Exercise description -
Hunt for the word "اللجان" across the entries below, copying each line that holds it.

* START Data provided *

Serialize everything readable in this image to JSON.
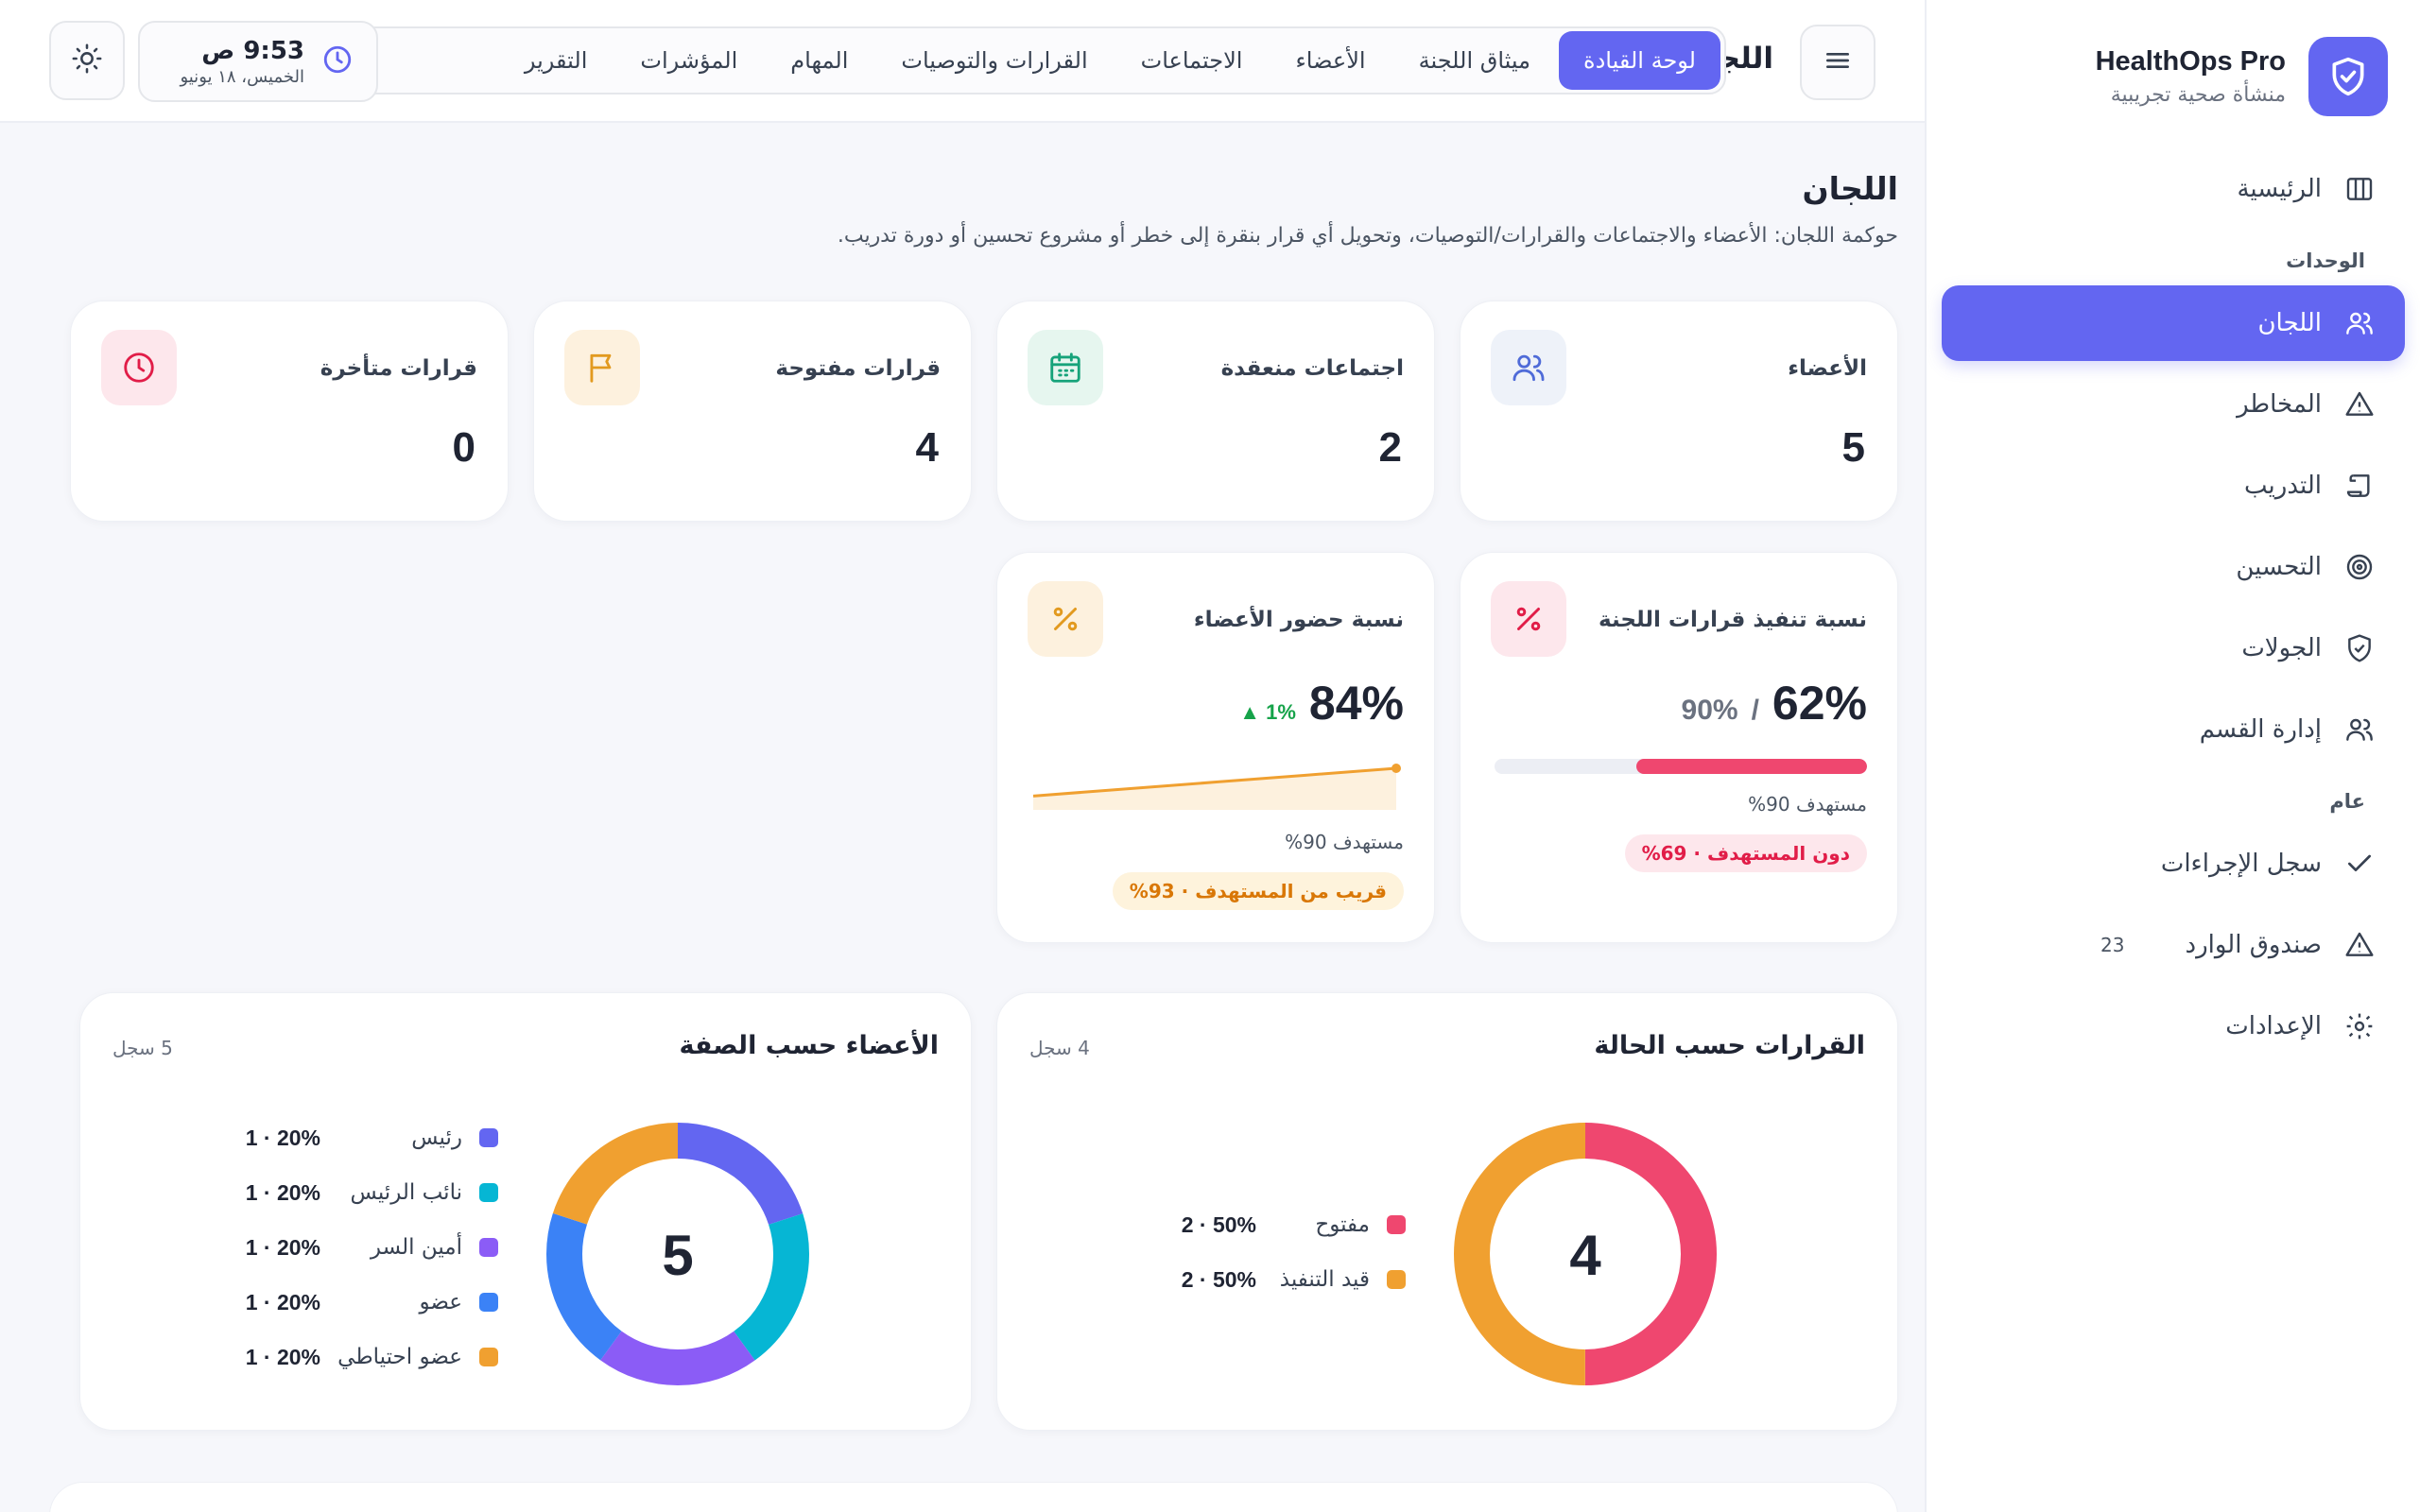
{
  "brand": {
    "title": "HealthOps Pro",
    "subtitle": "منشأة صحية تجريبية"
  },
  "sidebar": {
    "home": "الرئيسية",
    "section_units": "الوحدات",
    "units": [
      {
        "label": "اللجان",
        "icon": "users-icon"
      },
      {
        "label": "المخاطر",
        "icon": "warning-icon"
      },
      {
        "label": "التدريب",
        "icon": "scroll-icon"
      },
      {
        "label": "التحسين",
        "icon": "target-icon"
      },
      {
        "label": "الجولات",
        "icon": "shield-check-icon"
      },
      {
        "label": "إدارة القسم",
        "icon": "users-icon"
      }
    ],
    "section_general": "عام",
    "general": [
      {
        "label": "سجل الإجراءات",
        "icon": "check-icon"
      },
      {
        "label": "صندوق الوارد",
        "icon": "warning-icon",
        "badge": "23"
      },
      {
        "label": "الإعدادات",
        "icon": "gear-icon"
      }
    ]
  },
  "topbar": {
    "title": "اللجان",
    "tabs": [
      "لوحة القيادة",
      "ميثاق اللجنة",
      "الأعضاء",
      "الاجتماعات",
      "القرارات والتوصيات",
      "المهام",
      "المؤشرات",
      "التقرير"
    ],
    "clock_time": "9:53 ص",
    "clock_date": "الخميس، ١٨ يونيو"
  },
  "page": {
    "title": "اللجان",
    "description": "حوكمة اللجان: الأعضاء والاجتماعات والقرارات/التوصيات، وتحويل أي قرار بنقرة إلى خطر أو مشروع تحسين أو دورة تدريب."
  },
  "kpis": [
    {
      "label": "الأعضاء",
      "value": "5",
      "icon": "users-icon"
    },
    {
      "label": "اجتماعات منعقدة",
      "value": "2",
      "icon": "calendar-icon"
    },
    {
      "label": "قرارات مفتوحة",
      "value": "4",
      "icon": "flag-icon"
    },
    {
      "label": "قرارات متأخرة",
      "value": "0",
      "icon": "clock-icon"
    }
  ],
  "metrics": {
    "execution": {
      "label": "نسبة تنفيذ قرارات اللجنة",
      "value": "62%",
      "target": "90%",
      "progress": 0.62,
      "target_text": "مستهدف 90%",
      "status": "دون المستهدف · 69%",
      "icon": "percent-icon"
    },
    "attendance": {
      "label": "نسبة حضور الأعضاء",
      "value": "84%",
      "trend": "▲ 1%",
      "target_text": "مستهدف 90%",
      "status": "قريب من المستهدف · 93%",
      "icon": "percent-icon"
    }
  },
  "decisions_chart": {
    "title": "القرارات حسب الحالة",
    "count": "4 سجل",
    "total": "4",
    "items": [
      {
        "label": "مفتوح",
        "value": "2 · 50%",
        "count": 2,
        "color": "#ef476f"
      },
      {
        "label": "قيد التنفيذ",
        "value": "2 · 50%",
        "count": 2,
        "color": "#f0a030"
      }
    ]
  },
  "members_chart": {
    "title": "الأعضاء حسب الصفة",
    "count": "5 سجل",
    "total": "5",
    "items": [
      {
        "label": "رئيس",
        "value": "1 · 20%",
        "count": 1,
        "color": "#6366f1"
      },
      {
        "label": "نائب الرئيس",
        "value": "1 · 20%",
        "count": 1,
        "color": "#06b6d4"
      },
      {
        "label": "أمين السر",
        "value": "1 · 20%",
        "count": 1,
        "color": "#8b5cf6"
      },
      {
        "label": "عضو",
        "value": "1 · 20%",
        "count": 1,
        "color": "#3b82f6"
      },
      {
        "label": "عضو احتياطي",
        "value": "1 · 20%",
        "count": 1,
        "color": "#f0a030"
      }
    ]
  },
  "chart_data": {
    "type": "line",
    "title": "نسبة حضور الأعضاء",
    "x": [
      1,
      2,
      3,
      4,
      5
    ],
    "series": [
      {
        "values": [
          80,
          81,
          82,
          83,
          84
        ]
      }
    ]
  }
}
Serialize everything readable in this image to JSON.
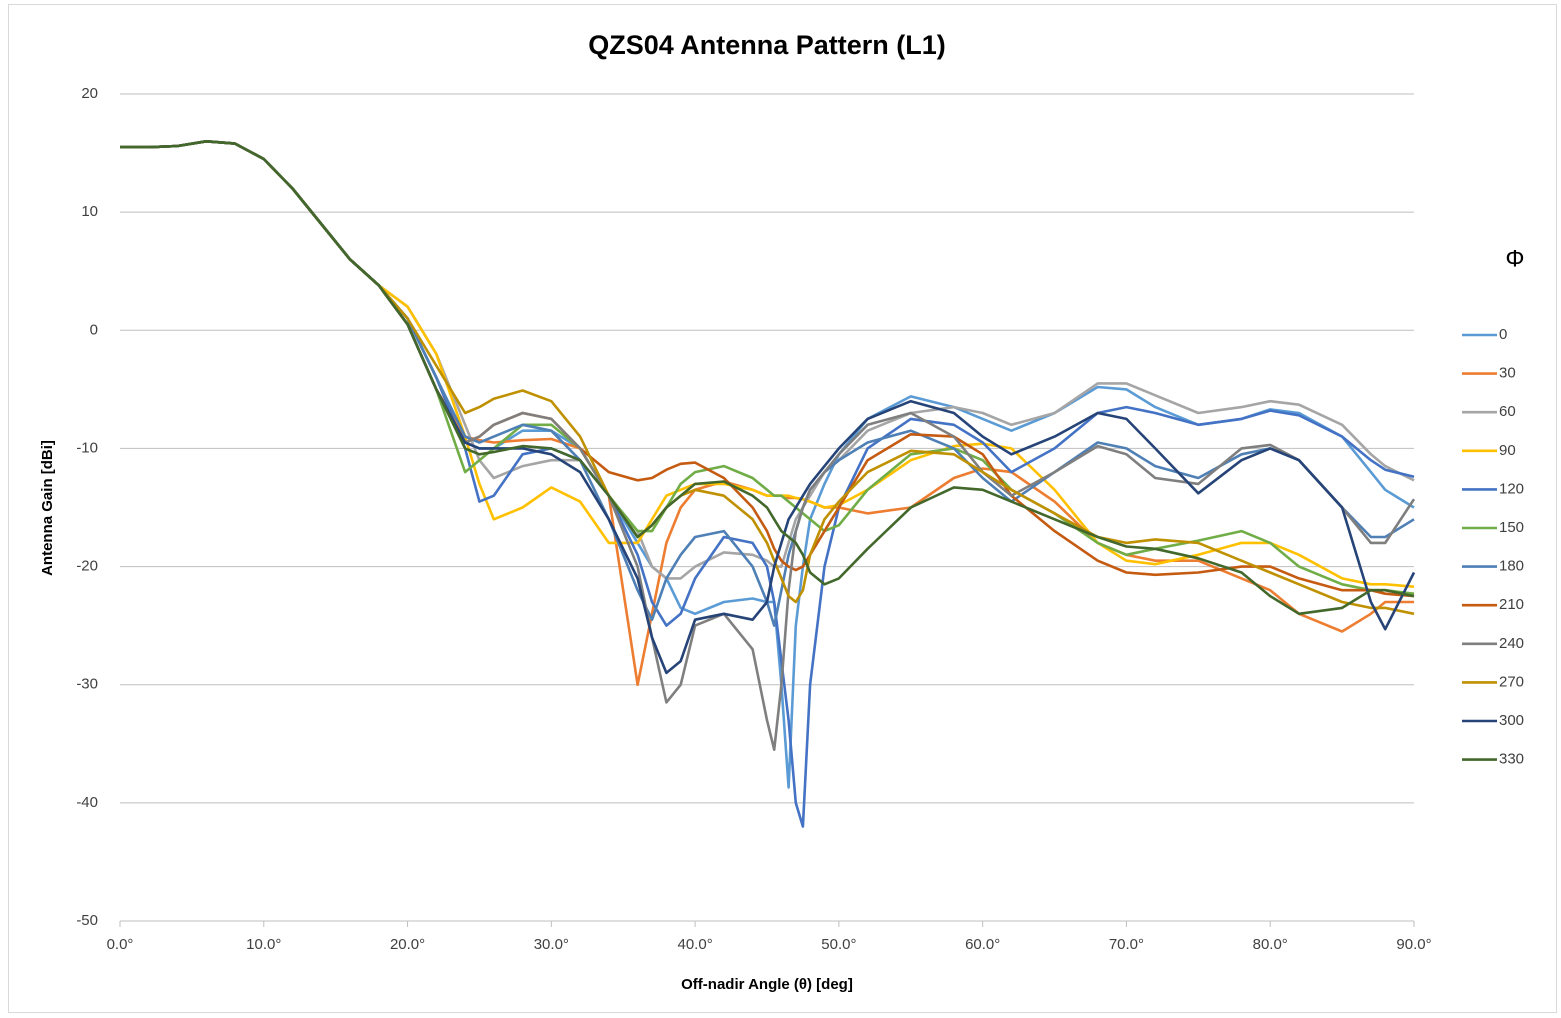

* END Data provided *

Answer in full -
        "label": "اللجان",
    "title": "اللجان",
    "title": "اللجان",
    "description": "حوكمة اللجان: الأعضاء والاجتماعات والقرارات/التوصيات، وتحويل أي قرار بنقرة إلى خطر أو مشروع تحسين أو دورة تدريب."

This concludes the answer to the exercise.